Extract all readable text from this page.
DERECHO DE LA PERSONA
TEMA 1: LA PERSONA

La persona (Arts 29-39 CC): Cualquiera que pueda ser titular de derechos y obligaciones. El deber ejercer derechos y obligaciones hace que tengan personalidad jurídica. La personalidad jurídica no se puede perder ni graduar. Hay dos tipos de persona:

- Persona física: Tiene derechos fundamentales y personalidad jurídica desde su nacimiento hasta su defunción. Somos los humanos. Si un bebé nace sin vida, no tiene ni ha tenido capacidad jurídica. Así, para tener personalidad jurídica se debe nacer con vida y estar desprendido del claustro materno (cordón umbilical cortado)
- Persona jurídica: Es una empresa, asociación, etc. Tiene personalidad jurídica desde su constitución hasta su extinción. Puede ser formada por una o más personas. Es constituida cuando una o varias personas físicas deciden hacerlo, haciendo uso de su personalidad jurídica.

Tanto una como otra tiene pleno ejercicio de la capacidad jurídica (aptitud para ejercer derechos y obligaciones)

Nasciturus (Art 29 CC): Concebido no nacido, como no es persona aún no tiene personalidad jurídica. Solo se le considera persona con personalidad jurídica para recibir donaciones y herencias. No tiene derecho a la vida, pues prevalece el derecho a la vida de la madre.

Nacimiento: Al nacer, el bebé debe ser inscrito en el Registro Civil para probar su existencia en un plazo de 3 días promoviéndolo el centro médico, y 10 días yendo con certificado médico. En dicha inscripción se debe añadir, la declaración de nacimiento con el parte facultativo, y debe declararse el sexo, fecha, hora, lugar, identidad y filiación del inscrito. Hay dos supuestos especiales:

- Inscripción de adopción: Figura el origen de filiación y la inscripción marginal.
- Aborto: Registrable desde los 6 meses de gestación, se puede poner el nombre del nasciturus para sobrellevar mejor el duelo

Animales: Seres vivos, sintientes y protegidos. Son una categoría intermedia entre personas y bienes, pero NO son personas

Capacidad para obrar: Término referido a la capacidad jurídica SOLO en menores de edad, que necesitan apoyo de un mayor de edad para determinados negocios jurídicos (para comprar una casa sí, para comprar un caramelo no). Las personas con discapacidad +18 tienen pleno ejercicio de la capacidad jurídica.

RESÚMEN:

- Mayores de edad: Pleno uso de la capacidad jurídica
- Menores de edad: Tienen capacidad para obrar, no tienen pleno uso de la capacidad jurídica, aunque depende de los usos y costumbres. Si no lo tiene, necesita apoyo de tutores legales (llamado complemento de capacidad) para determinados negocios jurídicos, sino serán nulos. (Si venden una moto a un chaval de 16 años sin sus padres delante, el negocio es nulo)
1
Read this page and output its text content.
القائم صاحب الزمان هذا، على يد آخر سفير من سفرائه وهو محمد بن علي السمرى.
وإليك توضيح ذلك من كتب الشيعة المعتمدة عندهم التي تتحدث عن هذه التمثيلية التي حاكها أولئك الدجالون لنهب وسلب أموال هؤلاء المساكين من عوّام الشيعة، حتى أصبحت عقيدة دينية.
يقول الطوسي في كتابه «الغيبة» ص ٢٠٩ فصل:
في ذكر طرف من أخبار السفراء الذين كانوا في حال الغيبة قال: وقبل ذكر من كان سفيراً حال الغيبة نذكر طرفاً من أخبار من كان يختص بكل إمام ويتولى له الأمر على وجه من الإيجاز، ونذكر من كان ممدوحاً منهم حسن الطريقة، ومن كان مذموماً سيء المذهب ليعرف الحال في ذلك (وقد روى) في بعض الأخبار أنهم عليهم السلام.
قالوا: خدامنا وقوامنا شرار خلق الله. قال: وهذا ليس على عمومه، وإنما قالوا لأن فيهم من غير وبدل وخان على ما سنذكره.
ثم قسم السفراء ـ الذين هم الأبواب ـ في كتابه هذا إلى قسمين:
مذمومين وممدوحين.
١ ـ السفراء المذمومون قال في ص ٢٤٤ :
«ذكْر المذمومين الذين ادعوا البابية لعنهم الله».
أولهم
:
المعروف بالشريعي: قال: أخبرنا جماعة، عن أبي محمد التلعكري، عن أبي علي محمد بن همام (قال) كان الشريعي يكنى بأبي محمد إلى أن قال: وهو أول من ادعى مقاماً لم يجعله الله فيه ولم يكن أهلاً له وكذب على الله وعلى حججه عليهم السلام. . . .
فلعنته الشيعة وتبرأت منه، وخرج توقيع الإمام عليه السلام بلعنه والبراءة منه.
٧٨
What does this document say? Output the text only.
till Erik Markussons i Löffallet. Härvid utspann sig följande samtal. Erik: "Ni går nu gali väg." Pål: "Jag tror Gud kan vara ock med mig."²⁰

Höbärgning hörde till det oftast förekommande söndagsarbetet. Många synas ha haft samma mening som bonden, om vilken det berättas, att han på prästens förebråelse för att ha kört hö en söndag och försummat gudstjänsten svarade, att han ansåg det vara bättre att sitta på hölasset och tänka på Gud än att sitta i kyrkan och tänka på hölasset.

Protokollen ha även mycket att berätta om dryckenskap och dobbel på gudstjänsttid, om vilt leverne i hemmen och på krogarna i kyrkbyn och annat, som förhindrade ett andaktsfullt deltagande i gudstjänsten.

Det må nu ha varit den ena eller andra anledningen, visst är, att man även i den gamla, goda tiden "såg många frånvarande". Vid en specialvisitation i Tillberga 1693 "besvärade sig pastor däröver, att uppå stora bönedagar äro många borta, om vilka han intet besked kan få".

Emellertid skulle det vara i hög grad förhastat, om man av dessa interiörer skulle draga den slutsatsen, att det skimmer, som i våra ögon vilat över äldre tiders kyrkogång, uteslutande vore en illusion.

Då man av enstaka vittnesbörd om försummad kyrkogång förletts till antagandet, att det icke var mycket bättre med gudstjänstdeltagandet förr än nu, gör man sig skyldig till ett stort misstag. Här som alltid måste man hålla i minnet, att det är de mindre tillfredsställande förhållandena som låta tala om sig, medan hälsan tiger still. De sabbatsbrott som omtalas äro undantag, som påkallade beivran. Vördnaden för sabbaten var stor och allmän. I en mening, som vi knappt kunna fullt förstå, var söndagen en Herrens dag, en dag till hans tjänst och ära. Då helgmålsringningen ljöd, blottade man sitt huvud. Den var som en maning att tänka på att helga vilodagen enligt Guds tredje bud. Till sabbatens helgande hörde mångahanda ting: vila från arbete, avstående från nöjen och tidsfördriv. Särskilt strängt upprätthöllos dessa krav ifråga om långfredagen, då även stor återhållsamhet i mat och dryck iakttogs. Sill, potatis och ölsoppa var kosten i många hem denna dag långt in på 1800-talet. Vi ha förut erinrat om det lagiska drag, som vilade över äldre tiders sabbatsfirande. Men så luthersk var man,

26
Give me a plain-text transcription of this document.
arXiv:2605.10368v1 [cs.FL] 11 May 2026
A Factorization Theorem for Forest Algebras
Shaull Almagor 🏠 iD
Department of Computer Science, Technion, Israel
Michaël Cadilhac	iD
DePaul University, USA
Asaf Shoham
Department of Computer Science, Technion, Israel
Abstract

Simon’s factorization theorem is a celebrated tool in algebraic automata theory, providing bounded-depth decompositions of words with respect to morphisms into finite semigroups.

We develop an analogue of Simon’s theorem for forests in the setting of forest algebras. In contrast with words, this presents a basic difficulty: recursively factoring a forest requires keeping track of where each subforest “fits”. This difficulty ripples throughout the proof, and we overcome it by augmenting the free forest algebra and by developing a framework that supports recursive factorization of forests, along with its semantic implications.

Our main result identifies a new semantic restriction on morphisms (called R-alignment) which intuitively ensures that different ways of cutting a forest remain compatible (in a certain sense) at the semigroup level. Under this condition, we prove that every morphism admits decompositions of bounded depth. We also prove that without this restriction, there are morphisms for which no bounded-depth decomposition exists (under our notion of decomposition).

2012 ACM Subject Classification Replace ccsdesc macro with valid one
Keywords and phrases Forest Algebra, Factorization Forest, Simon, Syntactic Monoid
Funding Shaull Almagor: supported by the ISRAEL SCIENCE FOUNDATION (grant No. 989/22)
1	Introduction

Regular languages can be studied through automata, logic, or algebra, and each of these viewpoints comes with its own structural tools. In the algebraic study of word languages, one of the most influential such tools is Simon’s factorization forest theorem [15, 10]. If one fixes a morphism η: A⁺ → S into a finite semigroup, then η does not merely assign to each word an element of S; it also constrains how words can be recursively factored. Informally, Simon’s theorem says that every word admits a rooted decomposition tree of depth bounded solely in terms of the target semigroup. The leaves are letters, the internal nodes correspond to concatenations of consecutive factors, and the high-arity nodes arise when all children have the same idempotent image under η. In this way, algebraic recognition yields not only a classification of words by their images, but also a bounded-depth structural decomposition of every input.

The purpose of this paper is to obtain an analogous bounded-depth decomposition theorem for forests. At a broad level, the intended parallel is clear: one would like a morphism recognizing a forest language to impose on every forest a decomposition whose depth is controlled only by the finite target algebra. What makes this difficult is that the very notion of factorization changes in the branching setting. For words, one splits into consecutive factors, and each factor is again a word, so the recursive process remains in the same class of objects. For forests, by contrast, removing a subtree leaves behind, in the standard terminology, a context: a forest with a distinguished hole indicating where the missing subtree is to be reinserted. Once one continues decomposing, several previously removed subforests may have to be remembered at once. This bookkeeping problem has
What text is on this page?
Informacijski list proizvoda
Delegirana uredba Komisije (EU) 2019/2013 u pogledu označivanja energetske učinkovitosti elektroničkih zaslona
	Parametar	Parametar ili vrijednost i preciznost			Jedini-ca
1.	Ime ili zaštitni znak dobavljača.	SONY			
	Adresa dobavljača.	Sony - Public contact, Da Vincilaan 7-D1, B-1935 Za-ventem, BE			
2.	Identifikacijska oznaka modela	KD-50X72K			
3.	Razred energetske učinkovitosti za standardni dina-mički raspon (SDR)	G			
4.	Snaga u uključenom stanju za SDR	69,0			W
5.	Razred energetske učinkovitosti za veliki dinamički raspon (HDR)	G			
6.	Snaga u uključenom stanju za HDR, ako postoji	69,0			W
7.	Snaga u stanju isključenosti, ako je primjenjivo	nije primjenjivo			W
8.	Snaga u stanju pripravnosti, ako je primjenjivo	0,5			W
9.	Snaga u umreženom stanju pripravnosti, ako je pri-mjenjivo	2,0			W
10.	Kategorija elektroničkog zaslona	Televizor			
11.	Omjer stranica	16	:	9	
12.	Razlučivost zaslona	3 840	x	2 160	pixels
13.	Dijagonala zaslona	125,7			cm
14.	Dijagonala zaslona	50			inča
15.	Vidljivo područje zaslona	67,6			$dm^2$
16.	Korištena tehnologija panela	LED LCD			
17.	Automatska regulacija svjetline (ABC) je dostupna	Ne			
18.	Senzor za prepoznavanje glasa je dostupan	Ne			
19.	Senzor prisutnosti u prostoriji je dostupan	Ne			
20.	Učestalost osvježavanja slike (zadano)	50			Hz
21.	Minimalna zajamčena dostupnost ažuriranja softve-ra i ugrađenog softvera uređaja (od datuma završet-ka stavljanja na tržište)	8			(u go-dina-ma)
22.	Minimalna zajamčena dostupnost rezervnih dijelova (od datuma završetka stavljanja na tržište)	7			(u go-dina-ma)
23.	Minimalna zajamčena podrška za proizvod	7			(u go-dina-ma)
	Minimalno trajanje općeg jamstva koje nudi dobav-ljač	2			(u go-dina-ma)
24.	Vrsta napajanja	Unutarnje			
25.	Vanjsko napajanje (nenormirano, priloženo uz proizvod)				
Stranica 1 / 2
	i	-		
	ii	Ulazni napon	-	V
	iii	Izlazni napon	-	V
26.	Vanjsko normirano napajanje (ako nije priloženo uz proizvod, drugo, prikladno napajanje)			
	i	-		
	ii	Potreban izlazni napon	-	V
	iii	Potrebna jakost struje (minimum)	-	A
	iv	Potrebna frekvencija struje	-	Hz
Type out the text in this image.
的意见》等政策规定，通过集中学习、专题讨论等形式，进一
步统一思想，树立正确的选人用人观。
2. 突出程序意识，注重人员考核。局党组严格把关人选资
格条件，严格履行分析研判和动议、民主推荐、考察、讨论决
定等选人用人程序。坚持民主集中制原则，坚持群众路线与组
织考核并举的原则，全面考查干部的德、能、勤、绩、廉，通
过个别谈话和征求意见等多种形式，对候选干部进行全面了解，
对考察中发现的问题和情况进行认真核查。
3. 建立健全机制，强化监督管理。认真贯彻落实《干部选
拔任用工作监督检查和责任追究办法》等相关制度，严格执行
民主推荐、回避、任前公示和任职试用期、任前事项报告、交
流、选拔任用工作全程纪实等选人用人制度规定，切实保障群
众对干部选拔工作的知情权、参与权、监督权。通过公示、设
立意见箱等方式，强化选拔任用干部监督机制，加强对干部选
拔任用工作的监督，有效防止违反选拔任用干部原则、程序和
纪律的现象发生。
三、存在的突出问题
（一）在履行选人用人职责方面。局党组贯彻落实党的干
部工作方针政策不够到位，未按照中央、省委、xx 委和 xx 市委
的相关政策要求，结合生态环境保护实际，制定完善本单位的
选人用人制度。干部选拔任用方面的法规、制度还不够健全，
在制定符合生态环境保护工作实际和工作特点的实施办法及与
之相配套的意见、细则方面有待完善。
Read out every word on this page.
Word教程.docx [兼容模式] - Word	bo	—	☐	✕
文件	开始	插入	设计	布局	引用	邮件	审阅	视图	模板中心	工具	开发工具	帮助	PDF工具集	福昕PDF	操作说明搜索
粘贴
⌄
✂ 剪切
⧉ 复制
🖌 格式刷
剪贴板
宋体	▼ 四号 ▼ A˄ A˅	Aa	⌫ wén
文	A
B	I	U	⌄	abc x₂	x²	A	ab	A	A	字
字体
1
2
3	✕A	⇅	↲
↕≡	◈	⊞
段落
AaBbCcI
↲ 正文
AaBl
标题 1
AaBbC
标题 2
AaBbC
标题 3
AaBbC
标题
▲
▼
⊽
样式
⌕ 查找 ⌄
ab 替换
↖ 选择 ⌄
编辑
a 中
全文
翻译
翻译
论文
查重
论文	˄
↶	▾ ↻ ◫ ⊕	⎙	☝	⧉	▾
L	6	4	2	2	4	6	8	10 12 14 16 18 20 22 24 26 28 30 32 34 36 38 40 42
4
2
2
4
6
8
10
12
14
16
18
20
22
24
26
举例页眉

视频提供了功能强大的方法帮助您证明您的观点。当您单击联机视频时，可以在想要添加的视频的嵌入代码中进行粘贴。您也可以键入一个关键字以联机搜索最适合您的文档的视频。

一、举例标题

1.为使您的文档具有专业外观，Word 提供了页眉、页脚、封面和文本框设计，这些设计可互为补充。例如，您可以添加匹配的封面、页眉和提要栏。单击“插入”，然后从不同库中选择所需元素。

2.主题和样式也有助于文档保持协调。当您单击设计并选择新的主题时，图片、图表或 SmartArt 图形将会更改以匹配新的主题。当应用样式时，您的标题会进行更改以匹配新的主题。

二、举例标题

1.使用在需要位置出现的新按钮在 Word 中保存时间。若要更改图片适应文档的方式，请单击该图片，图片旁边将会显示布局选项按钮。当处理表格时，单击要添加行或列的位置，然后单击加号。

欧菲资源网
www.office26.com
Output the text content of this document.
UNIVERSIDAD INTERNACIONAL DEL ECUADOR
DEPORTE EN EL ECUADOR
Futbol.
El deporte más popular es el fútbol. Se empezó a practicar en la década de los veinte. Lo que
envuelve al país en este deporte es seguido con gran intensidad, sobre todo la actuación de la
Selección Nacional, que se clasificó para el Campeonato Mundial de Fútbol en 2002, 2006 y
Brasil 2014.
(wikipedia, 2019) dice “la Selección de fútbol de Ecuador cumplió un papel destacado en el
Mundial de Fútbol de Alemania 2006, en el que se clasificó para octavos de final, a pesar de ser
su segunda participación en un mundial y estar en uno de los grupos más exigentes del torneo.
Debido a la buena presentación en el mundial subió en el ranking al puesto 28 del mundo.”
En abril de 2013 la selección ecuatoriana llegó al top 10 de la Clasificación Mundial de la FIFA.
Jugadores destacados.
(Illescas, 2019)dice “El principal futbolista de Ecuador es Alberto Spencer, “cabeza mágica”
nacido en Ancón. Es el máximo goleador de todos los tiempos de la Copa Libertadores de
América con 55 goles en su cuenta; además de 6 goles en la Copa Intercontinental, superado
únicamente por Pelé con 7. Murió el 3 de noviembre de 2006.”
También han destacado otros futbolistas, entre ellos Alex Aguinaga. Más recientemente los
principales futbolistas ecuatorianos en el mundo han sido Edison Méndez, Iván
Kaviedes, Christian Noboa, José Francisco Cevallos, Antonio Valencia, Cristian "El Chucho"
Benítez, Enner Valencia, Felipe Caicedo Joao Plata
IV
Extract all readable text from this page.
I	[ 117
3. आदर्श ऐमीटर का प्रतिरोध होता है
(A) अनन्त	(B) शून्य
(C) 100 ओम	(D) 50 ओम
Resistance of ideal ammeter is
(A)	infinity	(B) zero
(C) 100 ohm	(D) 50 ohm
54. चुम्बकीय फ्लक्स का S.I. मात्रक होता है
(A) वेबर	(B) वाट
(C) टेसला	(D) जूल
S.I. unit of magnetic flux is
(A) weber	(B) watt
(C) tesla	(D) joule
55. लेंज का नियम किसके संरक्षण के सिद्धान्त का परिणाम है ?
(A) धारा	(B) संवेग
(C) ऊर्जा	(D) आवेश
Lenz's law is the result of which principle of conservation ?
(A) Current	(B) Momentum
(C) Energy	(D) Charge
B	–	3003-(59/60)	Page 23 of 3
━━━━━━━━
### Written instruction
Report how many lines of the records above contain the word "capacidad", and give only that number.

### Solved exercise
5